## WORK TO DO
In the entries below, identify every line with the string "przekr" and copy it.

## DATA PROVIDED

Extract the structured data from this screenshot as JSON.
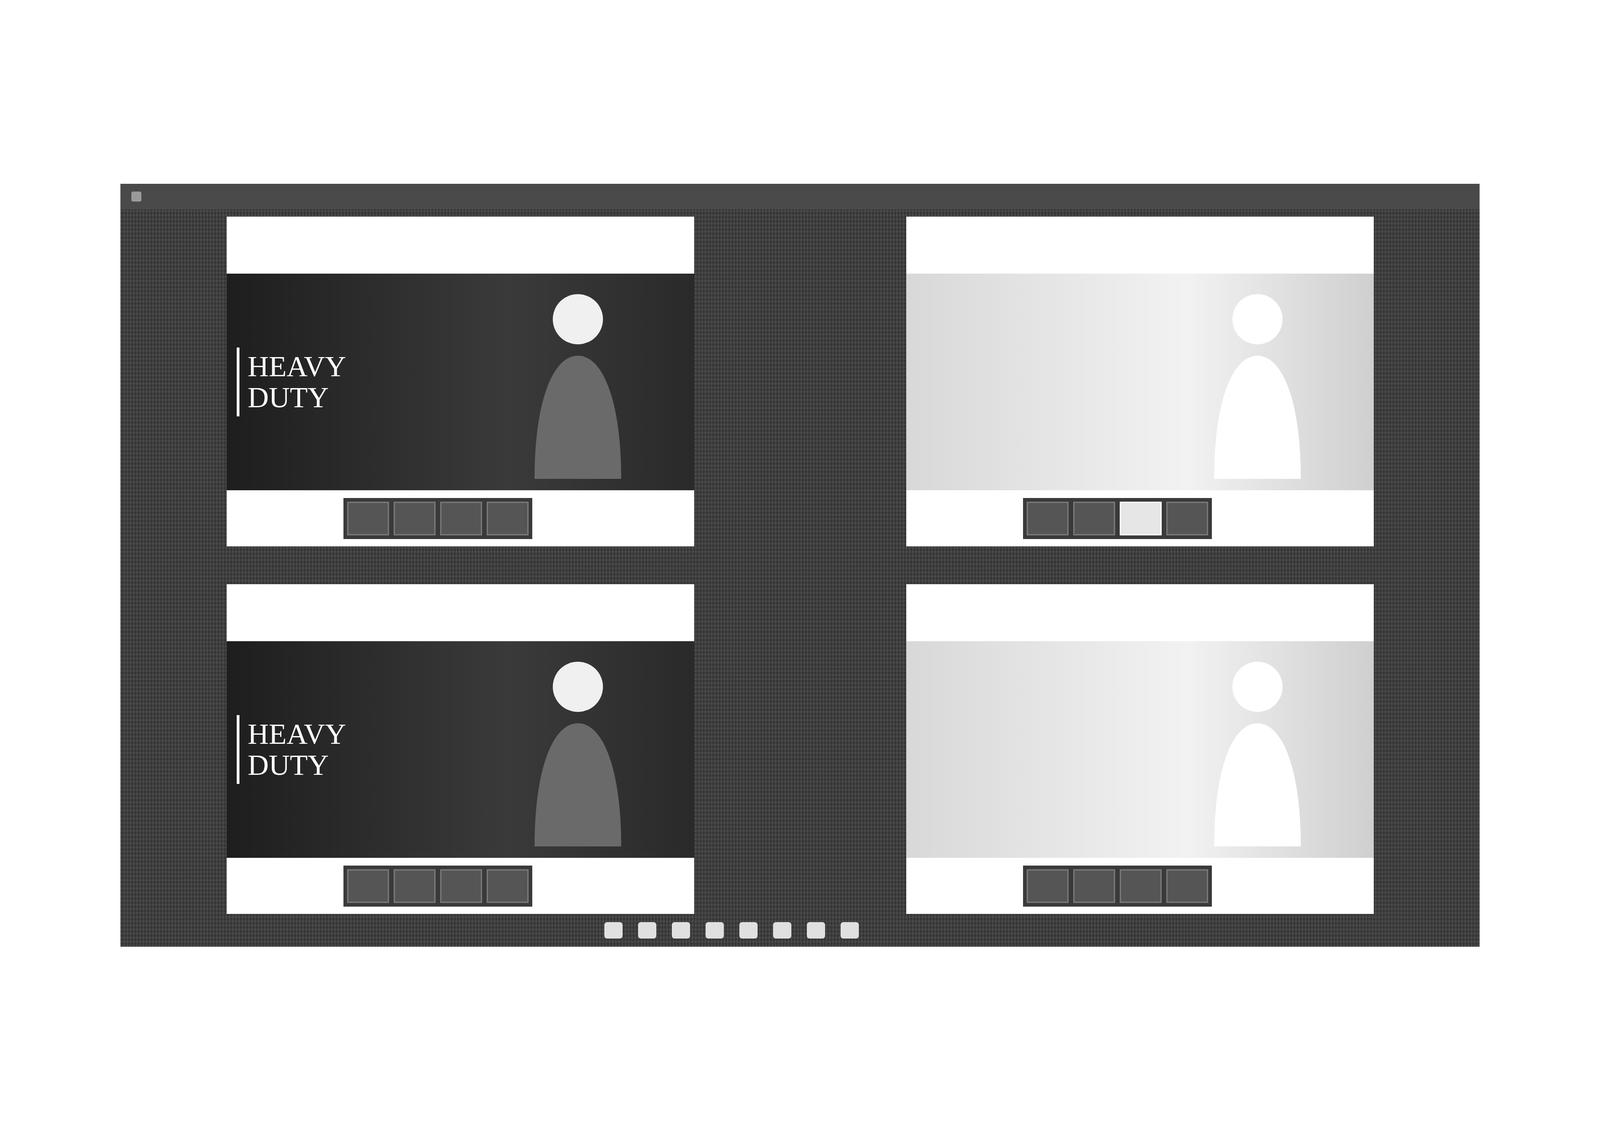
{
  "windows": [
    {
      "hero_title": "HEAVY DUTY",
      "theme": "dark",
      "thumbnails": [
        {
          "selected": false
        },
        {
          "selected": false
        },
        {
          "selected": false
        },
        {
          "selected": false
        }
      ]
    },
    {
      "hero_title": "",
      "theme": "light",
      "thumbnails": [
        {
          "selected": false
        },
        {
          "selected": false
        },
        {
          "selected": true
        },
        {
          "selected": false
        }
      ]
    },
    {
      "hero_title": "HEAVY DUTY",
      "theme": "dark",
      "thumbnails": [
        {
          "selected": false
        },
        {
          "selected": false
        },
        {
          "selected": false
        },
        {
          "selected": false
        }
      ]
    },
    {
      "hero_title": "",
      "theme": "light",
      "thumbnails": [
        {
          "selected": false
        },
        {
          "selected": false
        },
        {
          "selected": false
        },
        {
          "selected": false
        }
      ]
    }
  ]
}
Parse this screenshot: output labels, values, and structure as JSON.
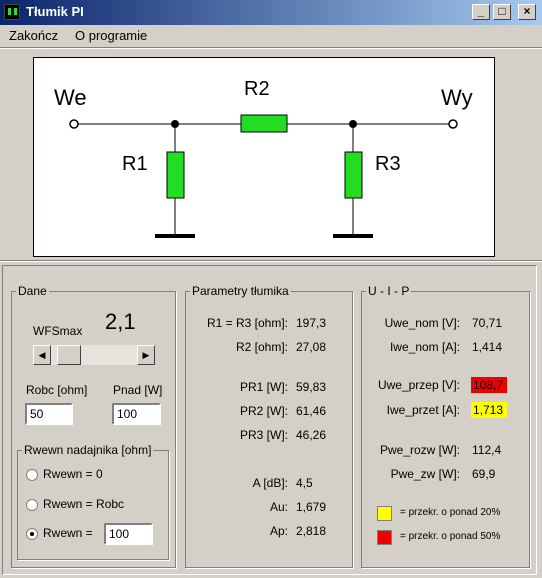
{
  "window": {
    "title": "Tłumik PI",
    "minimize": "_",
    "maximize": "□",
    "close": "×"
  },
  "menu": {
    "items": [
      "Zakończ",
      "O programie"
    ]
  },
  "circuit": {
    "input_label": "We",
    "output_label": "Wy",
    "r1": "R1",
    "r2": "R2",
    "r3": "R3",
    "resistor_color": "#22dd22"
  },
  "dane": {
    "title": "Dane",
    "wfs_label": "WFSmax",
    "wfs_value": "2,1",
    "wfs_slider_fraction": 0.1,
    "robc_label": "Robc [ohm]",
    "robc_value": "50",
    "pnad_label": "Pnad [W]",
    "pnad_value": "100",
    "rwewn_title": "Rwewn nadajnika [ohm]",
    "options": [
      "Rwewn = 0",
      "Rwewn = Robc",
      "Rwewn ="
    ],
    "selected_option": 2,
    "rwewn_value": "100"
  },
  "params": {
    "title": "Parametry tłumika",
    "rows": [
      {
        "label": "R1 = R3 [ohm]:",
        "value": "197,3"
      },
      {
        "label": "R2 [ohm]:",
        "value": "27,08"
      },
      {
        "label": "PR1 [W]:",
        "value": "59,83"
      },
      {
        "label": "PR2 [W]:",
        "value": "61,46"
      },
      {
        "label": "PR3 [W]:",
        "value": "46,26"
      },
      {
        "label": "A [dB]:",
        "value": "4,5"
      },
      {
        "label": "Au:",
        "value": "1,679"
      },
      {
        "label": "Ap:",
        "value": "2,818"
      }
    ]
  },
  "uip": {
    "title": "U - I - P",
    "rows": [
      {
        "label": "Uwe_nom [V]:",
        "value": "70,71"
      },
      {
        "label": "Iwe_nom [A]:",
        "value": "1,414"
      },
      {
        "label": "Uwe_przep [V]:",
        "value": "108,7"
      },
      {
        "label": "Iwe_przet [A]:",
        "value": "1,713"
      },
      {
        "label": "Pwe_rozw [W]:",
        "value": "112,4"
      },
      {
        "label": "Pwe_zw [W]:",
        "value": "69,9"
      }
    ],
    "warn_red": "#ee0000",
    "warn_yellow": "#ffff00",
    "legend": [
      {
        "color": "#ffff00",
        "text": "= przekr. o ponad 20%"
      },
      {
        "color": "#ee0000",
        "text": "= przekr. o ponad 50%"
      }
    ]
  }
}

## TASK RESULT
        "text": "= przekr. o ponad 20%"
        "text": "= przekr. o ponad 50%"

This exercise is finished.